--- start ---

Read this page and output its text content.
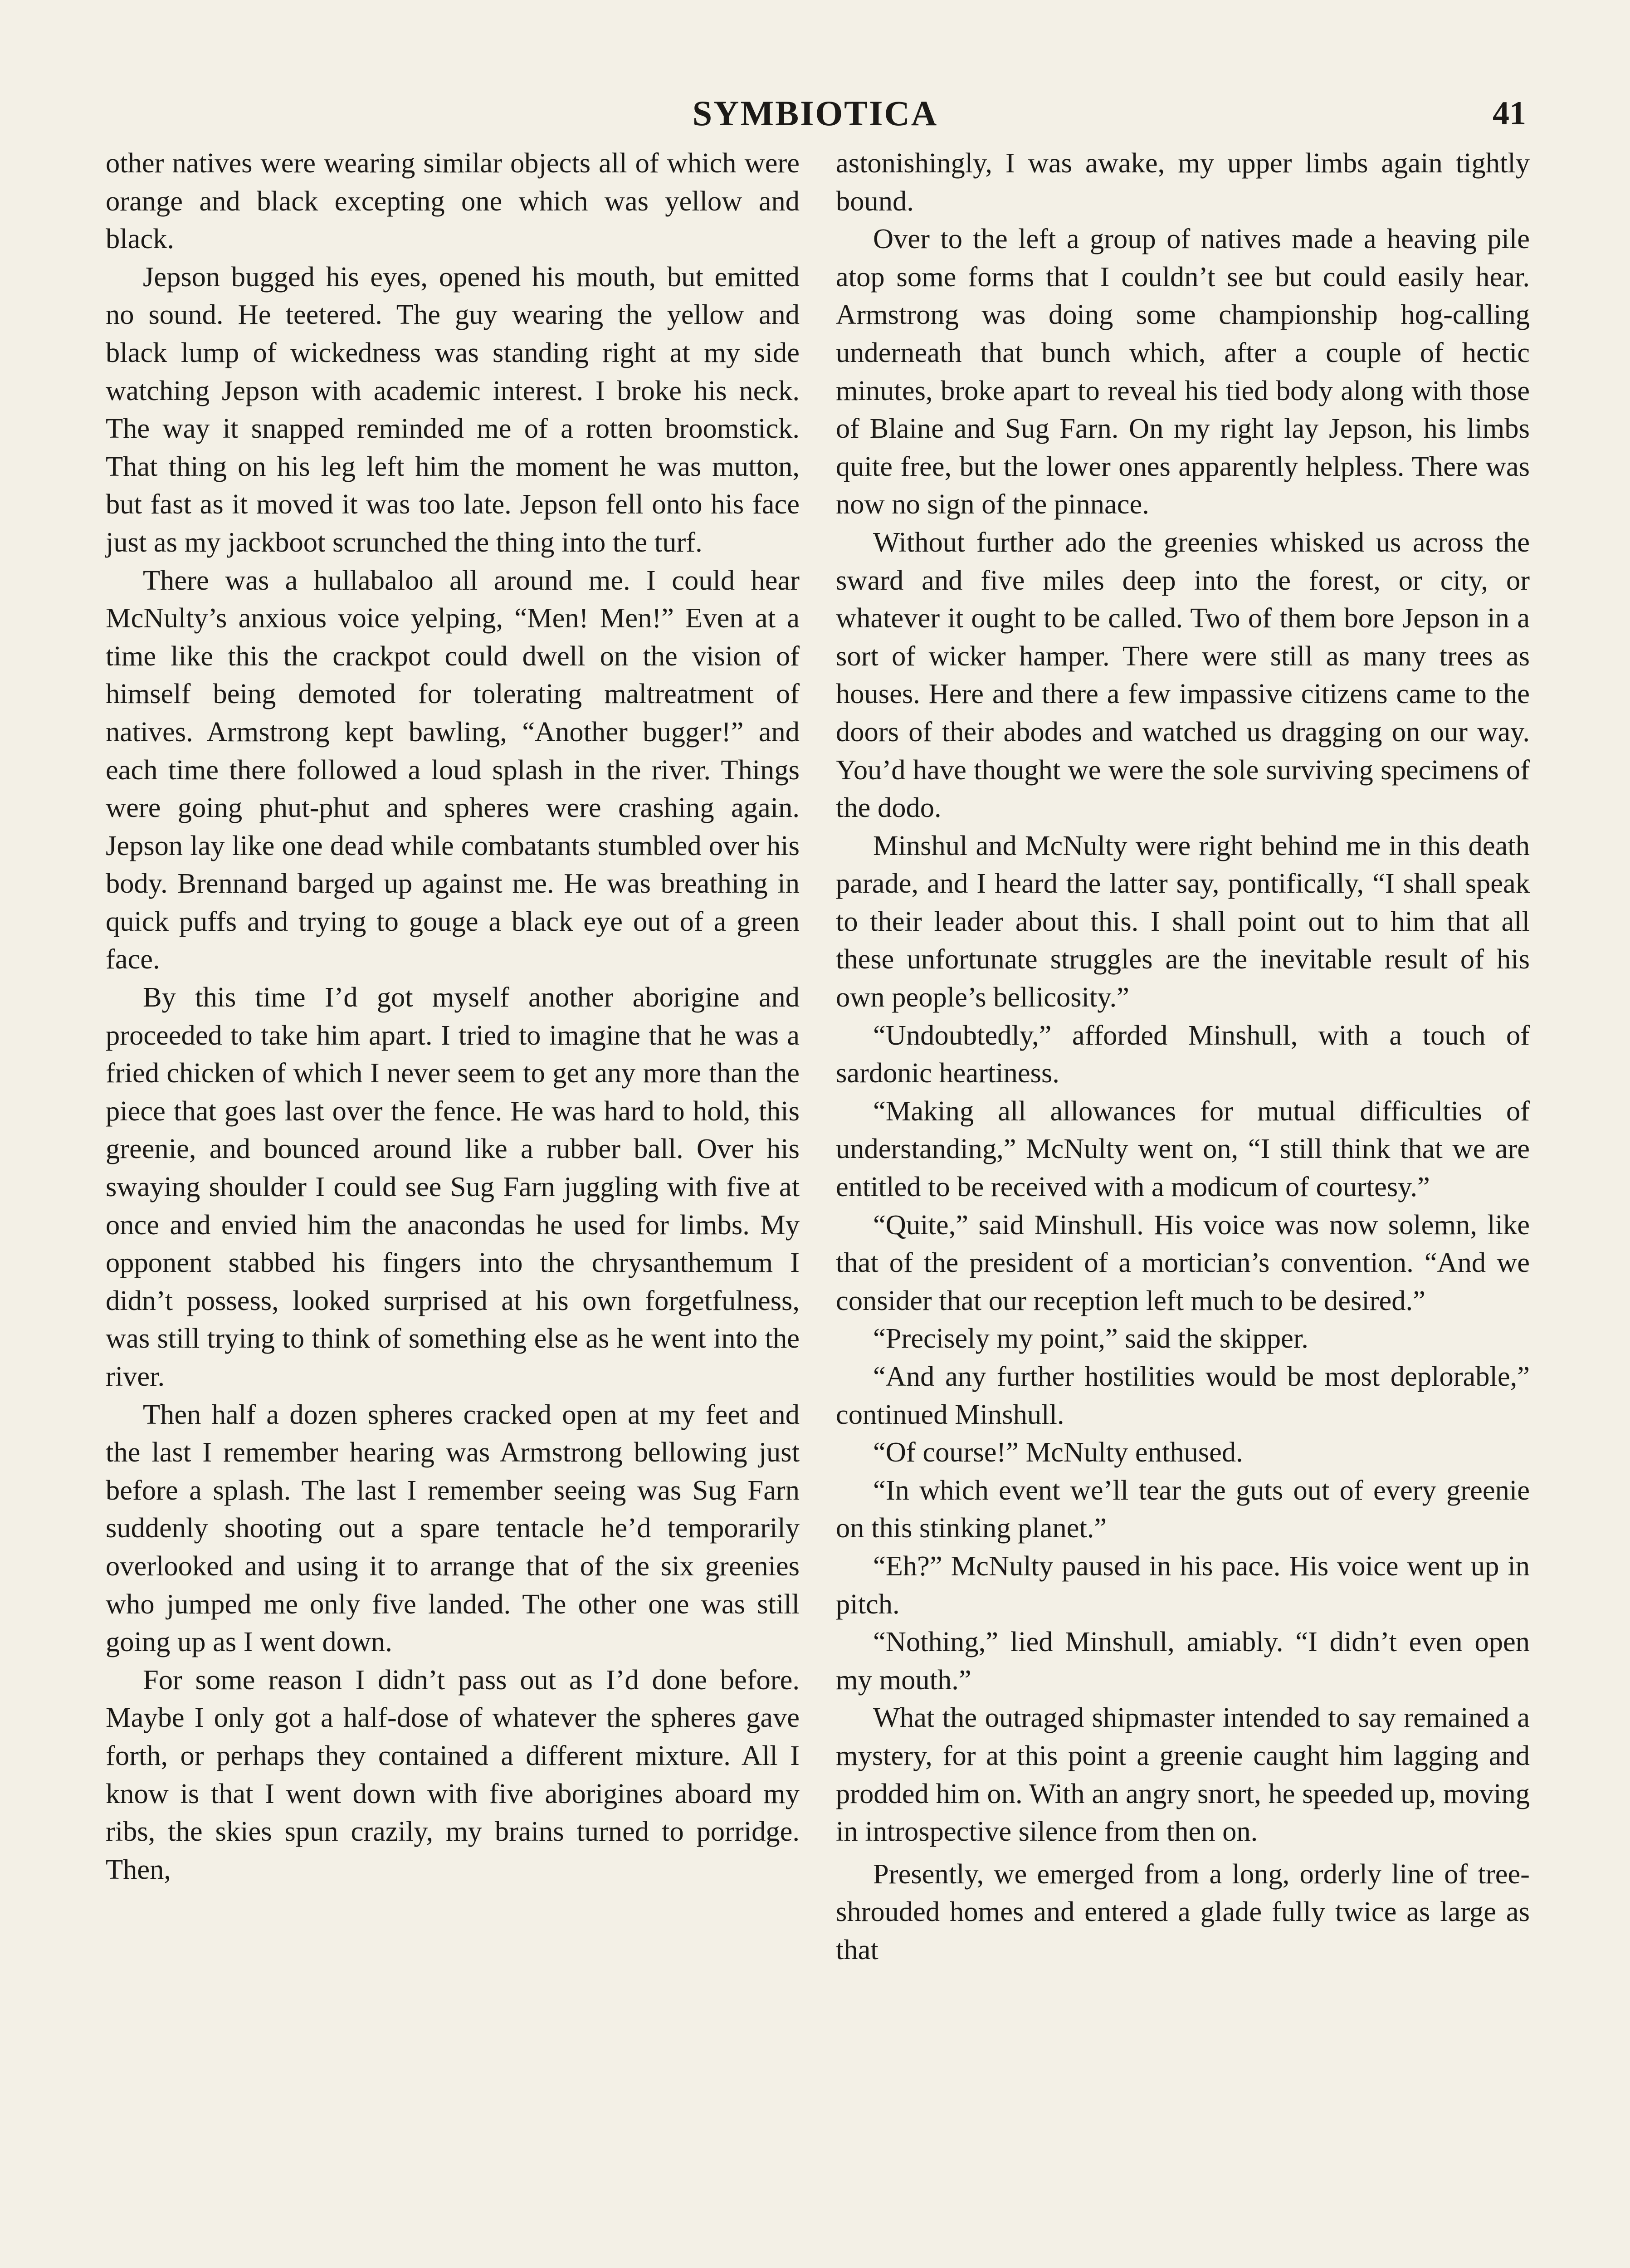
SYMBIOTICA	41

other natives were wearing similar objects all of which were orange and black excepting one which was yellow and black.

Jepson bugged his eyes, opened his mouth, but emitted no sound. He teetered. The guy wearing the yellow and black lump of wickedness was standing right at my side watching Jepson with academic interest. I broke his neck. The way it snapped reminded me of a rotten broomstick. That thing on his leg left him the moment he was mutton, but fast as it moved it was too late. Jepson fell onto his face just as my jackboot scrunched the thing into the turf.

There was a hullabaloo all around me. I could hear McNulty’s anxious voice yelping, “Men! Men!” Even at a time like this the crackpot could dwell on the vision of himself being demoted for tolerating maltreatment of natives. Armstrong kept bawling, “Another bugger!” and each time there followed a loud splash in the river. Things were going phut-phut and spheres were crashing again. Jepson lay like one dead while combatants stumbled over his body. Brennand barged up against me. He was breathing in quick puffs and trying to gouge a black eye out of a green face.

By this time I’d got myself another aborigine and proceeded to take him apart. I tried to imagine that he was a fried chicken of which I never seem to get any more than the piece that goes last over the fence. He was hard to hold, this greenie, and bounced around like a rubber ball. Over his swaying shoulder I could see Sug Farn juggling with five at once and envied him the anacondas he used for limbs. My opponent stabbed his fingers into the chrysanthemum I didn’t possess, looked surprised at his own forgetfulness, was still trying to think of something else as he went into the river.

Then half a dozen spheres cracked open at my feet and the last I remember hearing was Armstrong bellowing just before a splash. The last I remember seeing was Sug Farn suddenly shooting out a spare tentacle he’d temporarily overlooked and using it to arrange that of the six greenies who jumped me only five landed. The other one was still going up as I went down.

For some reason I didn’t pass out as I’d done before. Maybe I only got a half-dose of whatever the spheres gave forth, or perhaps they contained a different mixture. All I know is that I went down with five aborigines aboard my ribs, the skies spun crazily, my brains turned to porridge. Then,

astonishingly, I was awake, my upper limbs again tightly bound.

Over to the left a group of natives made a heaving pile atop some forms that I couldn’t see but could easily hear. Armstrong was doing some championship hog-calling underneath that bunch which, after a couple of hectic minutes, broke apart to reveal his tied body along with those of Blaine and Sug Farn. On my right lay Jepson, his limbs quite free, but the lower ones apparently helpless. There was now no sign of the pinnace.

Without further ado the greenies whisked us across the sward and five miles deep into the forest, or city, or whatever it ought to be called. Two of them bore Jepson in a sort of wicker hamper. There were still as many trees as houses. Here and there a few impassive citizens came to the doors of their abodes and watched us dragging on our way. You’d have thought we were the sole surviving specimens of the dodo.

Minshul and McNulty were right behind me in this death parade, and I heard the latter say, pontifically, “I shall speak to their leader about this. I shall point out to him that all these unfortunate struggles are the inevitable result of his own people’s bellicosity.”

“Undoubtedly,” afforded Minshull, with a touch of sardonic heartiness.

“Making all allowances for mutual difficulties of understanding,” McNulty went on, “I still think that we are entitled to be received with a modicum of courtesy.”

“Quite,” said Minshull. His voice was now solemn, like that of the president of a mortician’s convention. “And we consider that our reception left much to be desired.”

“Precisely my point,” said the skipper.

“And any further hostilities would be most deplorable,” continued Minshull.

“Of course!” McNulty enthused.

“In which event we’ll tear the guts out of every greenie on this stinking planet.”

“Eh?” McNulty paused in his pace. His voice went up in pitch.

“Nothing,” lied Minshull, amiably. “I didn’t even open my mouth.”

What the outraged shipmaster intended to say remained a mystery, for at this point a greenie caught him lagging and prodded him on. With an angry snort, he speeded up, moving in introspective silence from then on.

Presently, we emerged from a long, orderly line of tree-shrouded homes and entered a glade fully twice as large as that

--- end ---
--- start ---

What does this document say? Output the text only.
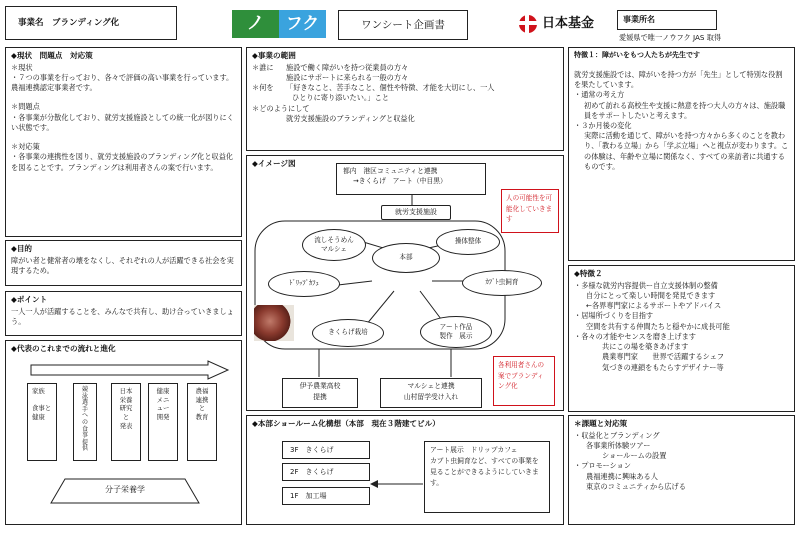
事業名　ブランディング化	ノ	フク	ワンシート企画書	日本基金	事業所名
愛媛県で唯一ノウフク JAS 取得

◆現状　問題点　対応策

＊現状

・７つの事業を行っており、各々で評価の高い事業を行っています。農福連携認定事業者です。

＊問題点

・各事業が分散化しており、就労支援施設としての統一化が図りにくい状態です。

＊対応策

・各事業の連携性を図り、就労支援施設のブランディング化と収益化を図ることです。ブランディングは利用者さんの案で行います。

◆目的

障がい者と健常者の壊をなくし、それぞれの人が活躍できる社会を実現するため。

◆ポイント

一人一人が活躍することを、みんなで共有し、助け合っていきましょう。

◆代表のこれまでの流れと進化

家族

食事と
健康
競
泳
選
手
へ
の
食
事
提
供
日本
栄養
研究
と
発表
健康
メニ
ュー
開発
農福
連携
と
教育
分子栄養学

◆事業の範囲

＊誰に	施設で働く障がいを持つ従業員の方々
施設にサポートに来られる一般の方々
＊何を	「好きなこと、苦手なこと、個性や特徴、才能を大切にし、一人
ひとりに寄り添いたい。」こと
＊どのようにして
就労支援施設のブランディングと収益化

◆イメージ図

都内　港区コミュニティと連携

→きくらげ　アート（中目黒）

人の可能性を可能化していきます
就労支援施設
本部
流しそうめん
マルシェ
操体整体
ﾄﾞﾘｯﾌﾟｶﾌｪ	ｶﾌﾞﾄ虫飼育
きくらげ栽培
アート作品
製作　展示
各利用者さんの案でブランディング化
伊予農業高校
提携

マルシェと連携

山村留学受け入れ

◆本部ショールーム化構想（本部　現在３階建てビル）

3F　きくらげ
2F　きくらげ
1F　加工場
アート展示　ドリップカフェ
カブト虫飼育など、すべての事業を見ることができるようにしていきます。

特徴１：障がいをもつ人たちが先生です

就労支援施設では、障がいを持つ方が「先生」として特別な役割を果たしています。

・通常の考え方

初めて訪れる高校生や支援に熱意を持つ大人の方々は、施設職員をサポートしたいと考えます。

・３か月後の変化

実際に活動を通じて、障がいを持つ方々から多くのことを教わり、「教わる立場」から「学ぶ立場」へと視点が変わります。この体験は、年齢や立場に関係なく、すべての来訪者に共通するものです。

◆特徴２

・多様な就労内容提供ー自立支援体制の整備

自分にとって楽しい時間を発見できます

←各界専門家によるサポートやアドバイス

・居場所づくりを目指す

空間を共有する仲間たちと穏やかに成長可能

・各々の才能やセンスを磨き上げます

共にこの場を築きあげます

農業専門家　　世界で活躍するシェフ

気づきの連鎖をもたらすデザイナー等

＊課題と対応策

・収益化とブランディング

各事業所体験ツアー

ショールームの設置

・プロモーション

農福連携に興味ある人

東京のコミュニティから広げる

--- end ---

Problem statement |
For the data above, state how many lines contain "said"; the number is the whole answer.

Written solution |
2